[Collected data entries]
======
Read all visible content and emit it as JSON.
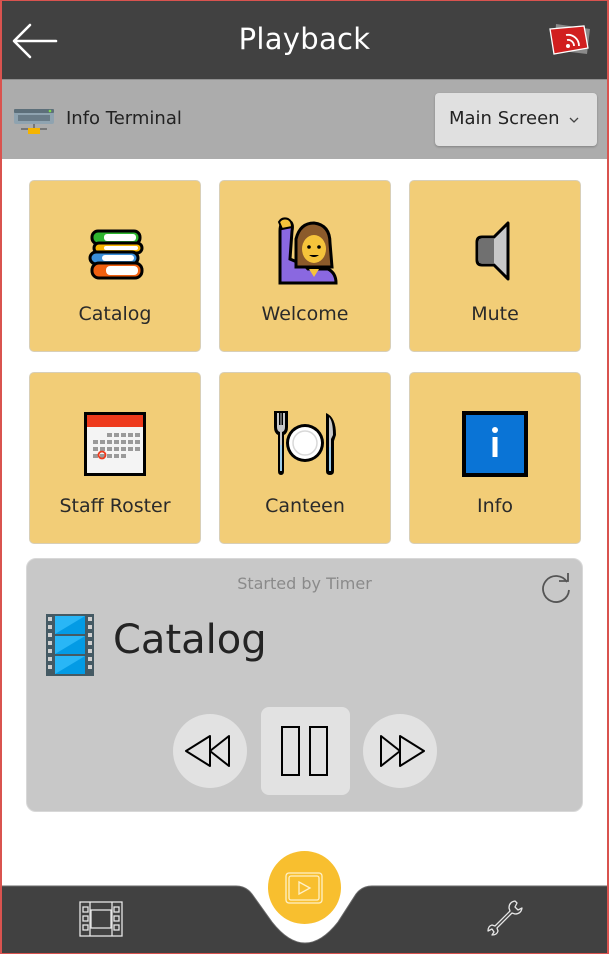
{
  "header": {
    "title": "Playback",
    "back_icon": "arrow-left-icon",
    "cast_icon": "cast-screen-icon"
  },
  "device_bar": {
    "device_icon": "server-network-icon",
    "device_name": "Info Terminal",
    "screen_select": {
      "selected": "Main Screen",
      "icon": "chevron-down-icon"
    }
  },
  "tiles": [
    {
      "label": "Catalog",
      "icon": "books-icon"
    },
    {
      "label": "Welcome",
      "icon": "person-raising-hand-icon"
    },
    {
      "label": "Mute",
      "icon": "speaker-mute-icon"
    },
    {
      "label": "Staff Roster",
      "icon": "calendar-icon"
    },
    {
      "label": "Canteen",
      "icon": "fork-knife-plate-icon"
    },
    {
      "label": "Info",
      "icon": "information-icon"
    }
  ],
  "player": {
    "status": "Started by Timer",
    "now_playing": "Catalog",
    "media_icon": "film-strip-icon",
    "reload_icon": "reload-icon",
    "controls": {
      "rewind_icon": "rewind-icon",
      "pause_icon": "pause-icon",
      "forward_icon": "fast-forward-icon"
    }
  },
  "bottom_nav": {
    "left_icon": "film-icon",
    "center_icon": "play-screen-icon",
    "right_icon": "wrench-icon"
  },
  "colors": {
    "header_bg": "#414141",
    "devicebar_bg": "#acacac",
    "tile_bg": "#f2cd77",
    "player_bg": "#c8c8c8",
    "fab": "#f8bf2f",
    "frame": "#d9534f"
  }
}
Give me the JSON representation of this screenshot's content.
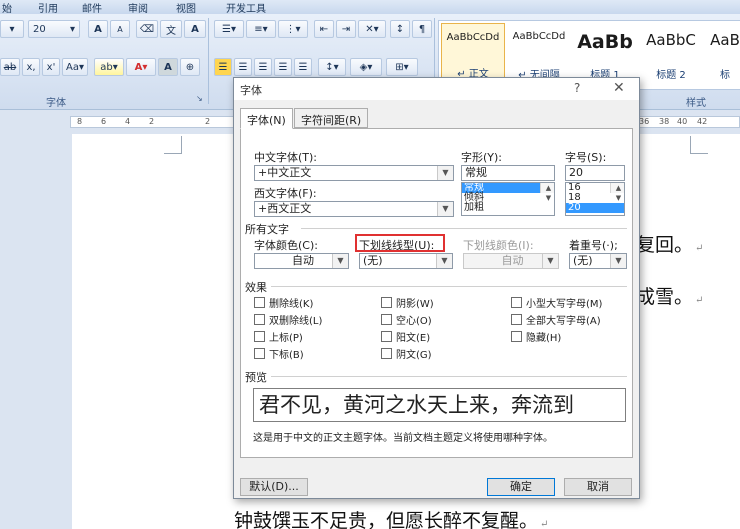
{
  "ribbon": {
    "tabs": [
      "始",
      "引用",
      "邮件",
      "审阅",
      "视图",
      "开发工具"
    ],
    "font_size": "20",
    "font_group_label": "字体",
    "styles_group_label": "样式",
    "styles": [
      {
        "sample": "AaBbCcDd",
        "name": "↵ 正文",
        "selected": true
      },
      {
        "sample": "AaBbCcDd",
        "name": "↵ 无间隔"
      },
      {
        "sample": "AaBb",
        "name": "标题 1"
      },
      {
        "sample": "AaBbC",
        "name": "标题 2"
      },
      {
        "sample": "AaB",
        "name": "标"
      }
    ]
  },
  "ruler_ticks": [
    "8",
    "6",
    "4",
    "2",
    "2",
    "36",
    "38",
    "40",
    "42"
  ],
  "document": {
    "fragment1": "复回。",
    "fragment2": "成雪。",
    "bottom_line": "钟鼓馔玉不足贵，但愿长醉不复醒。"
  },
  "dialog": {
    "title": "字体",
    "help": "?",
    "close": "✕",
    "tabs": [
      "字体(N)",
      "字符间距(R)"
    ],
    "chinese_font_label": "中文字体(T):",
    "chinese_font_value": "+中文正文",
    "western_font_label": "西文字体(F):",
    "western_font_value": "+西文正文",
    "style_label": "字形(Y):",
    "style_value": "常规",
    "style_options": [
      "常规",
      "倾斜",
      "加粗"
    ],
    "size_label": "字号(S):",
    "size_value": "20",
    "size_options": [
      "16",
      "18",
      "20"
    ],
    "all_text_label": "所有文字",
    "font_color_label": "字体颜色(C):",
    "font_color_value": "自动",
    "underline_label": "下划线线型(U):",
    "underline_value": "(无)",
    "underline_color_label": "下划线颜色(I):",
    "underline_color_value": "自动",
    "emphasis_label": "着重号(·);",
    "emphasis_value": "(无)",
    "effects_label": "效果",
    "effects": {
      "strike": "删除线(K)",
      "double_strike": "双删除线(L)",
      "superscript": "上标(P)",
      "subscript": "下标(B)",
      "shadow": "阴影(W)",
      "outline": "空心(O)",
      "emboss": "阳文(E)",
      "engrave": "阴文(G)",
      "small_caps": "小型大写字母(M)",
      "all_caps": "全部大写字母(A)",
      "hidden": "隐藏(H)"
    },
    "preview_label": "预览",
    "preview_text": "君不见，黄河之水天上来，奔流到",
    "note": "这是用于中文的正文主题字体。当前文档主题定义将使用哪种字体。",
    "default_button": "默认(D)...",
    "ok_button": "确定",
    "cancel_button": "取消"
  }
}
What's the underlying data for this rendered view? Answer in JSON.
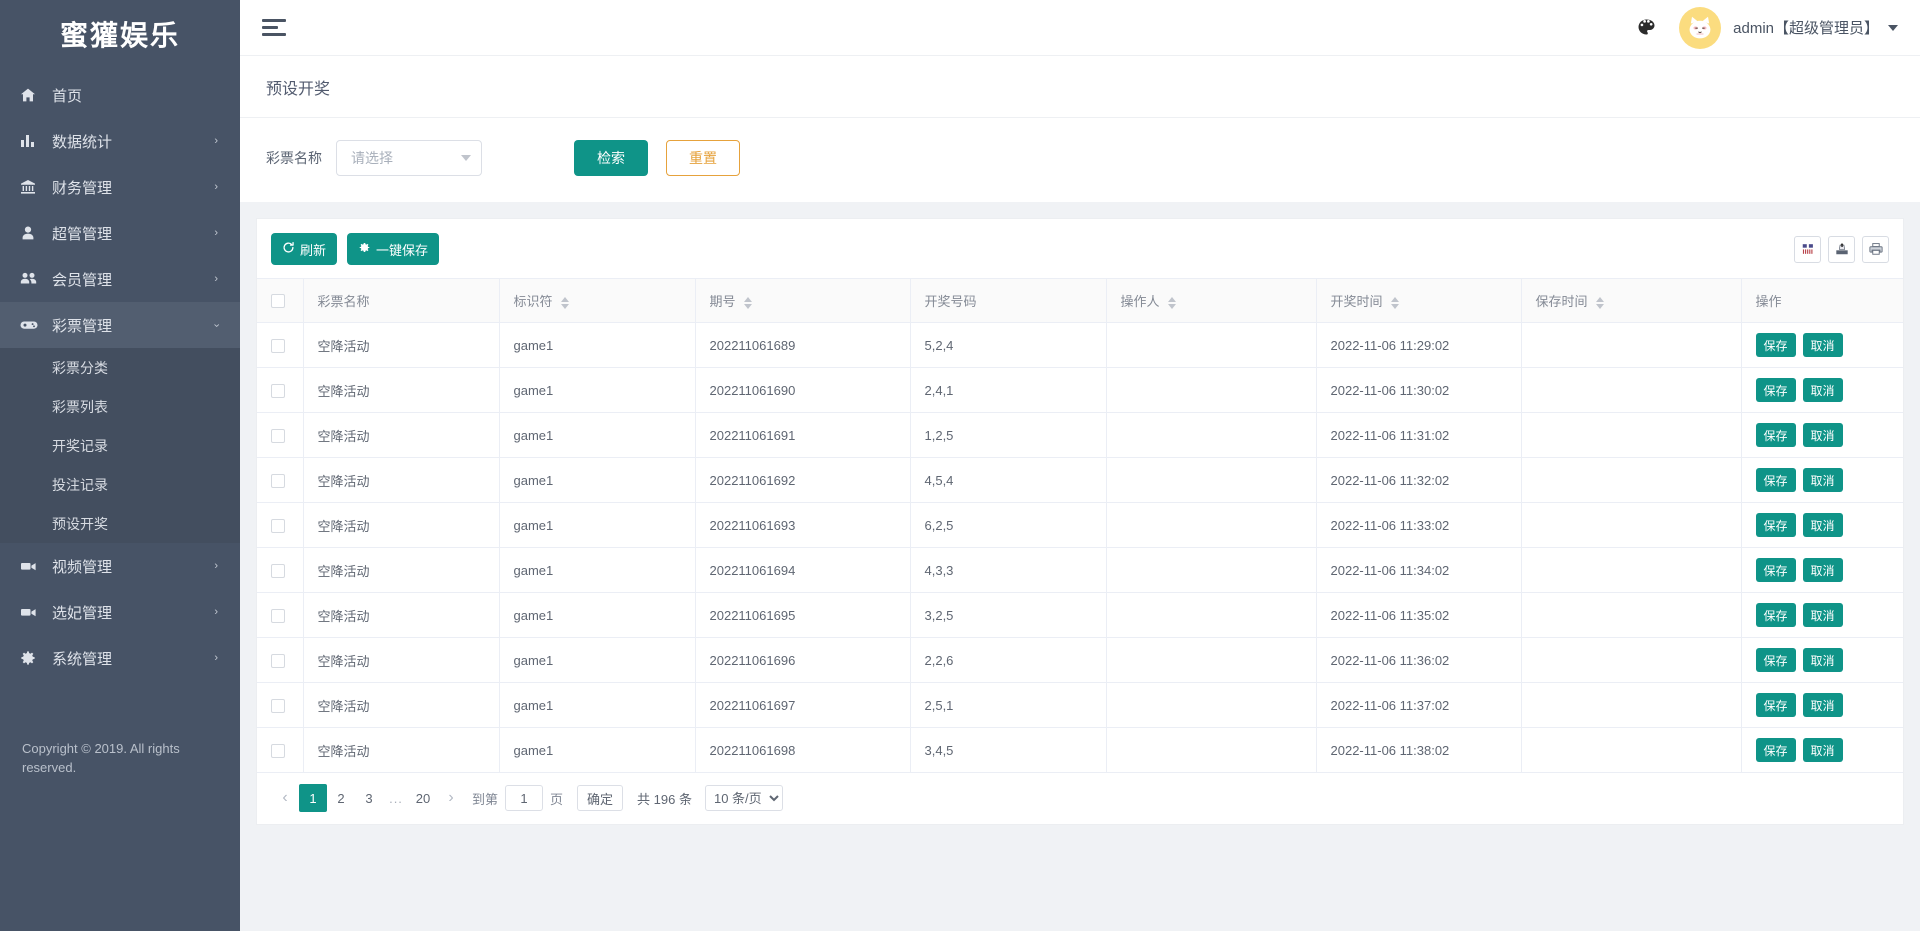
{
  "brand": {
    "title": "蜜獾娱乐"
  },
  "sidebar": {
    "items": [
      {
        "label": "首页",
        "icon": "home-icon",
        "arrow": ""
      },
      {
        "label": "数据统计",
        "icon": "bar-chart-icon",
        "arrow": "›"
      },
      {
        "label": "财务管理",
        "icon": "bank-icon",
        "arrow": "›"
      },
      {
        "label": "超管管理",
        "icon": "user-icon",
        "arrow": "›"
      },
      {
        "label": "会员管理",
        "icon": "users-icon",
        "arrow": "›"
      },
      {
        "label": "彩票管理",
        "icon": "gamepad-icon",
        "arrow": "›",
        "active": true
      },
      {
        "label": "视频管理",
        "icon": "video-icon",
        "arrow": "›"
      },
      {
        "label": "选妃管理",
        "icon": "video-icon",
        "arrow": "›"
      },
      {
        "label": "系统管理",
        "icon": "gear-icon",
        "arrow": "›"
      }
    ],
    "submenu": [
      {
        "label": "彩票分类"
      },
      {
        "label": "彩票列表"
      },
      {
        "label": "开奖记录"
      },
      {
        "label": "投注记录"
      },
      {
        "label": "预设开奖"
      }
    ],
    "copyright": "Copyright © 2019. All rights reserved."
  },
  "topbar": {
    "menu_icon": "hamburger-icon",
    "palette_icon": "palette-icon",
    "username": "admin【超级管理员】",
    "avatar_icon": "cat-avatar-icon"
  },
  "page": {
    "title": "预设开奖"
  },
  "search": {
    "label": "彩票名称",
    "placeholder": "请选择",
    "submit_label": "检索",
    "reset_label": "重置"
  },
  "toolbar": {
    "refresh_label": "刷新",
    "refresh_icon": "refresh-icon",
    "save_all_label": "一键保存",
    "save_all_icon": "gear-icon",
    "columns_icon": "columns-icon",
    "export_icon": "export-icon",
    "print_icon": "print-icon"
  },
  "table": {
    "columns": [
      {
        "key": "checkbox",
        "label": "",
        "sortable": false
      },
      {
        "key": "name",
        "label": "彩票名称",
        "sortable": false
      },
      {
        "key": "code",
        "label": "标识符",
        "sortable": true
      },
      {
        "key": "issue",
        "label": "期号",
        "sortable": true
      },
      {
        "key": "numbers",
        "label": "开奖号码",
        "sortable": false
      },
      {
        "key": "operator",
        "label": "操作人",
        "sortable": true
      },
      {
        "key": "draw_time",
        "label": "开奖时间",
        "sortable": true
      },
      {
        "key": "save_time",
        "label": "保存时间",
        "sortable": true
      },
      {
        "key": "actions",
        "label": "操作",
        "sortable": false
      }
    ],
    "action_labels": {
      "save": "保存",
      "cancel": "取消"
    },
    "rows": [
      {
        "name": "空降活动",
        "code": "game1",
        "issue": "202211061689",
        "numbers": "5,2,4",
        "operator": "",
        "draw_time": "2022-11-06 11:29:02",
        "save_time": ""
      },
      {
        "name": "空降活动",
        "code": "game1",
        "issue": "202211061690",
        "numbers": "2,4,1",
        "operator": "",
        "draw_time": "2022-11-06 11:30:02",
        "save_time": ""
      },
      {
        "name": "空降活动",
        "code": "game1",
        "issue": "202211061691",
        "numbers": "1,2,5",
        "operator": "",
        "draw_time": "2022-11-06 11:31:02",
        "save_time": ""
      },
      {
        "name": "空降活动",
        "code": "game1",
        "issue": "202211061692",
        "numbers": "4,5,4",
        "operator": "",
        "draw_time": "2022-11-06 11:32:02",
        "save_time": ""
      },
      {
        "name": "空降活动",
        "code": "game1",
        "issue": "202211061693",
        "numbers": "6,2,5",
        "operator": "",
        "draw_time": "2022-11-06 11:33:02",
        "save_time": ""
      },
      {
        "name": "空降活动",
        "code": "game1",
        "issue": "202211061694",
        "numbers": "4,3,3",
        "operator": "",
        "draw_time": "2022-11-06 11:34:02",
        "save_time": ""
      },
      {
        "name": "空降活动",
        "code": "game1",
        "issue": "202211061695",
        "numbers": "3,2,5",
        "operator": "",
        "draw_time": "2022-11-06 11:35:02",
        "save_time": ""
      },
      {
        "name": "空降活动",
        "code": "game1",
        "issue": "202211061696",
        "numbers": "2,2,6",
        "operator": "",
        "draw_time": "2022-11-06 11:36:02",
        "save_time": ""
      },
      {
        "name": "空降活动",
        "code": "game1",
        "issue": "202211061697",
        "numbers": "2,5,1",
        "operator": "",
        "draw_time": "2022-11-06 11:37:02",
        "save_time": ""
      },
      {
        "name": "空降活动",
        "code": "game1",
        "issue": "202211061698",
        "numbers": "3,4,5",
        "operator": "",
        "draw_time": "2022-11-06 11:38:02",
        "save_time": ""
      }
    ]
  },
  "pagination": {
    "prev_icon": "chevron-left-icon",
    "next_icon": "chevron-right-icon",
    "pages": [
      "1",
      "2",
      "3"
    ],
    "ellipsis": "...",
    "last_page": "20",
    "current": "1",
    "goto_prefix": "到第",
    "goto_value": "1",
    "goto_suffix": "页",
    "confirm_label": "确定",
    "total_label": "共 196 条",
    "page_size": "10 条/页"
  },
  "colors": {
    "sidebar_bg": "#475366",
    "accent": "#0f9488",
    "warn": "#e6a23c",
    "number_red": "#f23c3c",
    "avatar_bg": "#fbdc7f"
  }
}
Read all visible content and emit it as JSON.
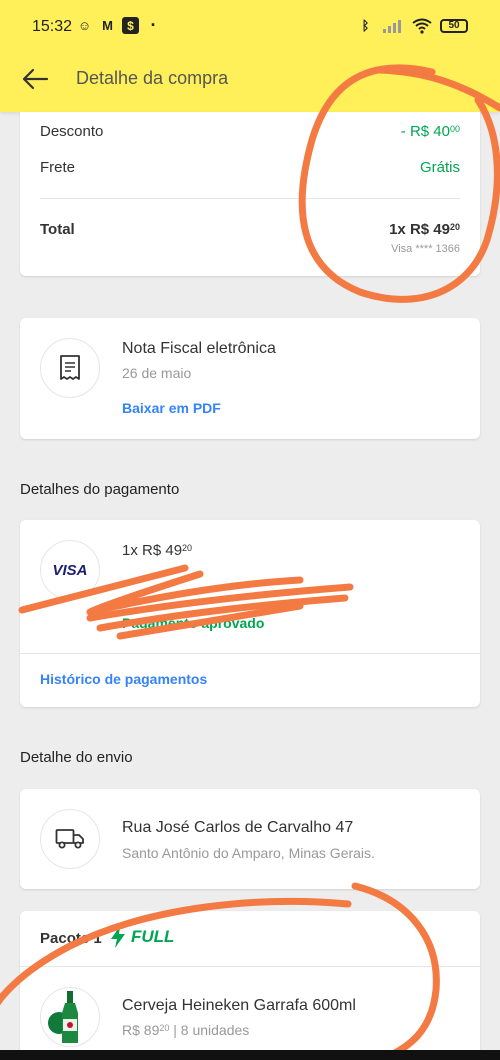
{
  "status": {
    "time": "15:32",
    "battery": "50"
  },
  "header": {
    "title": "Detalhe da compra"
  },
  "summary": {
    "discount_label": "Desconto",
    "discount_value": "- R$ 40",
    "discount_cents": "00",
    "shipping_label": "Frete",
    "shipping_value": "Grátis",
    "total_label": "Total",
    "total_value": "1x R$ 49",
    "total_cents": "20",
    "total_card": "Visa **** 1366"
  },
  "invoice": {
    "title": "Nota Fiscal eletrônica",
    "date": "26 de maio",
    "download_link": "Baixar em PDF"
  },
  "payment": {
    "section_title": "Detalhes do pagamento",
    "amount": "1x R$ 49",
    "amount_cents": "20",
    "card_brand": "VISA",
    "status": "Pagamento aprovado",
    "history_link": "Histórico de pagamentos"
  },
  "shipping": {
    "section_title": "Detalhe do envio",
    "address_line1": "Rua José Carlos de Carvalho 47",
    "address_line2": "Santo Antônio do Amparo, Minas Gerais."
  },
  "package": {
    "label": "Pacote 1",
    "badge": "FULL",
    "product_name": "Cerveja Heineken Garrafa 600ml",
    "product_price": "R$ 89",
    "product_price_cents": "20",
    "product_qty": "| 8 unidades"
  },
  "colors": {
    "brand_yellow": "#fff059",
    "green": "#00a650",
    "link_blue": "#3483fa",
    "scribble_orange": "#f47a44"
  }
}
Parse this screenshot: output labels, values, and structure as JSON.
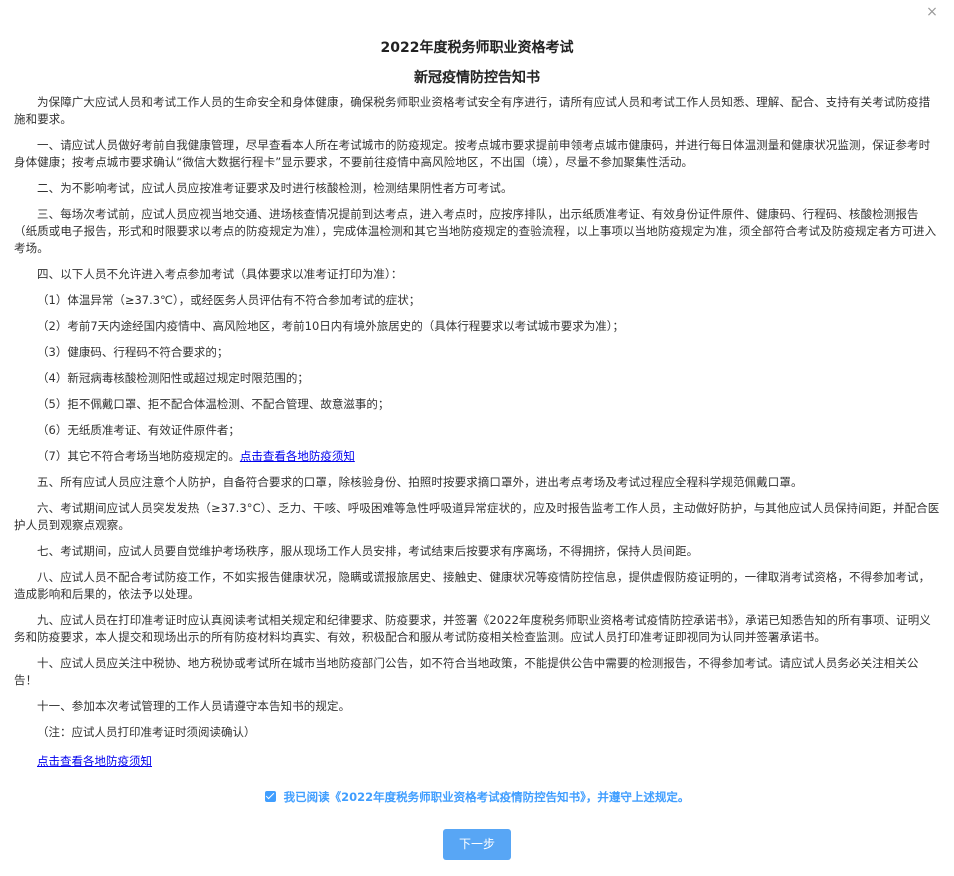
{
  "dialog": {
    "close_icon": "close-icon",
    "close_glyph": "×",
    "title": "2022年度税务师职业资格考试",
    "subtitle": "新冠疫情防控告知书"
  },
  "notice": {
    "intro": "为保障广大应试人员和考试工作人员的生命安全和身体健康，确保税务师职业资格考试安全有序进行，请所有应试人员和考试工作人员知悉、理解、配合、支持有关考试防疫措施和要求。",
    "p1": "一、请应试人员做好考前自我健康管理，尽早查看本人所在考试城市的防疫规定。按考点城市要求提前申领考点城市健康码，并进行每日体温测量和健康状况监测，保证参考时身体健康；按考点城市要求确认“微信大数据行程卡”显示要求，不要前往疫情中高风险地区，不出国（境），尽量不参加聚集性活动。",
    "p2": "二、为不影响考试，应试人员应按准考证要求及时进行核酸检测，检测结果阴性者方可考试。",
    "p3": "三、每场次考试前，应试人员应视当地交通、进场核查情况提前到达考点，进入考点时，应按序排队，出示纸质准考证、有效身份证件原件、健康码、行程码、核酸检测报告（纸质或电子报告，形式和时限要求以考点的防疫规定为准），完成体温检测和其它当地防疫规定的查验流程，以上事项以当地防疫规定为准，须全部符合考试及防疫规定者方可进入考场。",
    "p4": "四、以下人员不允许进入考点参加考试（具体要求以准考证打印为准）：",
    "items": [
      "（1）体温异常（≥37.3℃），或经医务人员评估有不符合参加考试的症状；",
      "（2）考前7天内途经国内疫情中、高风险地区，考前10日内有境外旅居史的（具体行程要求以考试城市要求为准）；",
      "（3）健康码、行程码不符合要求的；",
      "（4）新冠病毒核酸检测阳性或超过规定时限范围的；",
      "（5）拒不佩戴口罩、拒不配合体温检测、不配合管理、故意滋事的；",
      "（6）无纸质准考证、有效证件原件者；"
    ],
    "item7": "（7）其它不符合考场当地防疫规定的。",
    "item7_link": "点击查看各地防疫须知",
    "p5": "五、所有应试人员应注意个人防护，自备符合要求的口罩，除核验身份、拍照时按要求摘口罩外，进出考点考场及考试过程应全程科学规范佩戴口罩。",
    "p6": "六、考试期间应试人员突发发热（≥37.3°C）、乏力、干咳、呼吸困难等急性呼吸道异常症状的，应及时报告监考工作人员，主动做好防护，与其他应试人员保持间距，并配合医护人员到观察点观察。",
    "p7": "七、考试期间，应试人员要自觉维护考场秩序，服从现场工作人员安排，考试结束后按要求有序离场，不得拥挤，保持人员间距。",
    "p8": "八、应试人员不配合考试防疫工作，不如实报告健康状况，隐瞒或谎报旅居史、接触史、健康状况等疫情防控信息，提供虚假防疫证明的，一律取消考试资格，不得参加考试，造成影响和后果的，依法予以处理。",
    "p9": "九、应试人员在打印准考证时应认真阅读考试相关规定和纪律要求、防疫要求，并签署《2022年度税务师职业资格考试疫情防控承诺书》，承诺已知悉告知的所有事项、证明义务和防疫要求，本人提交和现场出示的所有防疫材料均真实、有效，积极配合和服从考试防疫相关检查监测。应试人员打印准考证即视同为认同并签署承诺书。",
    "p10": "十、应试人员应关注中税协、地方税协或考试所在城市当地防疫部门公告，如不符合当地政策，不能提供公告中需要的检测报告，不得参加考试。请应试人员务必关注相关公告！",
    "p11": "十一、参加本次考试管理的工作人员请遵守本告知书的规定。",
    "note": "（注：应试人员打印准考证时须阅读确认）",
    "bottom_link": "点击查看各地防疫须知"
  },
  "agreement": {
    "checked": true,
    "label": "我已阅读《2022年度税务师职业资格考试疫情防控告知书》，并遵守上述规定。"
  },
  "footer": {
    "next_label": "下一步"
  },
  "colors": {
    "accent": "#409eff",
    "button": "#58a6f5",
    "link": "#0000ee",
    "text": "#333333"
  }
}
======
Filter the entries down to the lines with the word "note" in them.

▶ [FINAL RESULT]
    "note": "这是用于中文的正文主题字体。当前文档主题定义将使用哪种字体。",
    "note": "（注：应试人员打印准考证时须阅读确认）",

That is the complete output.